== Data provided ==
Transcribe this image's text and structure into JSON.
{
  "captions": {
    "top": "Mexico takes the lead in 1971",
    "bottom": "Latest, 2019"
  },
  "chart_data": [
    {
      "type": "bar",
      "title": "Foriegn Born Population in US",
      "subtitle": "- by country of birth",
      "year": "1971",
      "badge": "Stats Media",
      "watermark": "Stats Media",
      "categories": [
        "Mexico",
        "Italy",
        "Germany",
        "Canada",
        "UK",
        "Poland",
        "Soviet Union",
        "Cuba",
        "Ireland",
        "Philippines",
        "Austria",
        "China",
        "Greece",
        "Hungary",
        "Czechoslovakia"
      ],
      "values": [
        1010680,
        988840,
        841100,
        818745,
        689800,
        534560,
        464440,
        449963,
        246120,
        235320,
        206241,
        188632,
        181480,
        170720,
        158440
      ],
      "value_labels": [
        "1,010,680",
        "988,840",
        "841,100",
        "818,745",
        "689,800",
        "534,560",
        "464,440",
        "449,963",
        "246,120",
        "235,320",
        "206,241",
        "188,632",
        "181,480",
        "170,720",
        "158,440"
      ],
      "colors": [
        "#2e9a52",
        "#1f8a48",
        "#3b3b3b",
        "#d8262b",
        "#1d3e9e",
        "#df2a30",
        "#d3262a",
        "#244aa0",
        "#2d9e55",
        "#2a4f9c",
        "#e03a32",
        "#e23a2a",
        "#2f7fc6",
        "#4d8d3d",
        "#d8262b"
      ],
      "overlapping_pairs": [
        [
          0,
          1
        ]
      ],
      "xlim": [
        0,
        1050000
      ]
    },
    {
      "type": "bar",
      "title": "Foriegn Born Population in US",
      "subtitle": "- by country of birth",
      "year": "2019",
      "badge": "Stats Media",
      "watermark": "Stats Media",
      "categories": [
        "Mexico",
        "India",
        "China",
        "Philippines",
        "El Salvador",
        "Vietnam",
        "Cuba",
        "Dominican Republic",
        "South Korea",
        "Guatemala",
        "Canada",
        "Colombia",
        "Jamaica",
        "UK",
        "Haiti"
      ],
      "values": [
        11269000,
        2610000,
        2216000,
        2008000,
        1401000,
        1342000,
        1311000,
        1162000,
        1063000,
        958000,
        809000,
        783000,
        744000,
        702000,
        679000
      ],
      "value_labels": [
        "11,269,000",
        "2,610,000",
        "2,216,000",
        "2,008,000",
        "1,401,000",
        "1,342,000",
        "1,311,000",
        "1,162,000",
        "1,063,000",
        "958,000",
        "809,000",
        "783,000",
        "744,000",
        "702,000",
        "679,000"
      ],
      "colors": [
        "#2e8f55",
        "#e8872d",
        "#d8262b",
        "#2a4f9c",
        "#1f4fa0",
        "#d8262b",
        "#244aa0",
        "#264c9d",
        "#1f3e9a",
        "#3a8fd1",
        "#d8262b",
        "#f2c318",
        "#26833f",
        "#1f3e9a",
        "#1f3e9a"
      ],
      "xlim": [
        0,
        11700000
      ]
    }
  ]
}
===
■ What to work on
Transcribe all the entries, keeping each one exactly as it is.

■ Exercise result
Transcribe this image's text and structure into JSON.
{
  "captions": {
    "top": "Mexico takes the lead in 1971",
    "bottom": "Latest, 2019"
  },
  "chart_data": [
    {
      "type": "bar",
      "title": "Foriegn Born Population in US",
      "subtitle": "- by country of birth",
      "year": "1971",
      "badge": "Stats Media",
      "watermark": "Stats Media",
      "categories": [
        "Mexico",
        "Italy",
        "Germany",
        "Canada",
        "UK",
        "Poland",
        "Soviet Union",
        "Cuba",
        "Ireland",
        "Philippines",
        "Austria",
        "China",
        "Greece",
        "Hungary",
        "Czechoslovakia"
      ],
      "values": [
        1010680,
        988840,
        841100,
        818745,
        689800,
        534560,
        464440,
        449963,
        246120,
        235320,
        206241,
        188632,
        181480,
        170720,
        158440
      ],
      "value_labels": [
        "1,010,680",
        "988,840",
        "841,100",
        "818,745",
        "689,800",
        "534,560",
        "464,440",
        "449,963",
        "246,120",
        "235,320",
        "206,241",
        "188,632",
        "181,480",
        "170,720",
        "158,440"
      ],
      "colors": [
        "#2e9a52",
        "#1f8a48",
        "#3b3b3b",
        "#d8262b",
        "#1d3e9e",
        "#df2a30",
        "#d3262a",
        "#244aa0",
        "#2d9e55",
        "#2a4f9c",
        "#e03a32",
        "#e23a2a",
        "#2f7fc6",
        "#4d8d3d",
        "#d8262b"
      ],
      "overlapping_pairs": [
        [
          0,
          1
        ]
      ],
      "xlim": [
        0,
        1050000
      ]
    },
    {
      "type": "bar",
      "title": "Foriegn Born Population in US",
      "subtitle": "- by country of birth",
      "year": "2019",
      "badge": "Stats Media",
      "watermark": "Stats Media",
      "categories": [
        "Mexico",
        "India",
        "China",
        "Philippines",
        "El Salvador",
        "Vietnam",
        "Cuba",
        "Dominican Republic",
        "South Korea",
        "Guatemala",
        "Canada",
        "Colombia",
        "Jamaica",
        "UK",
        "Haiti"
      ],
      "values": [
        11269000,
        2610000,
        2216000,
        2008000,
        1401000,
        1342000,
        1311000,
        1162000,
        1063000,
        958000,
        809000,
        783000,
        744000,
        702000,
        679000
      ],
      "value_labels": [
        "11,269,000",
        "2,610,000",
        "2,216,000",
        "2,008,000",
        "1,401,000",
        "1,342,000",
        "1,311,000",
        "1,162,000",
        "1,063,000",
        "958,000",
        "809,000",
        "783,000",
        "744,000",
        "702,000",
        "679,000"
      ],
      "colors": [
        "#2e8f55",
        "#e8872d",
        "#d8262b",
        "#2a4f9c",
        "#1f4fa0",
        "#d8262b",
        "#244aa0",
        "#264c9d",
        "#1f3e9a",
        "#3a8fd1",
        "#d8262b",
        "#f2c318",
        "#26833f",
        "#1f3e9a",
        "#1f3e9a"
      ],
      "xlim": [
        0,
        11700000
      ]
    }
  ]
}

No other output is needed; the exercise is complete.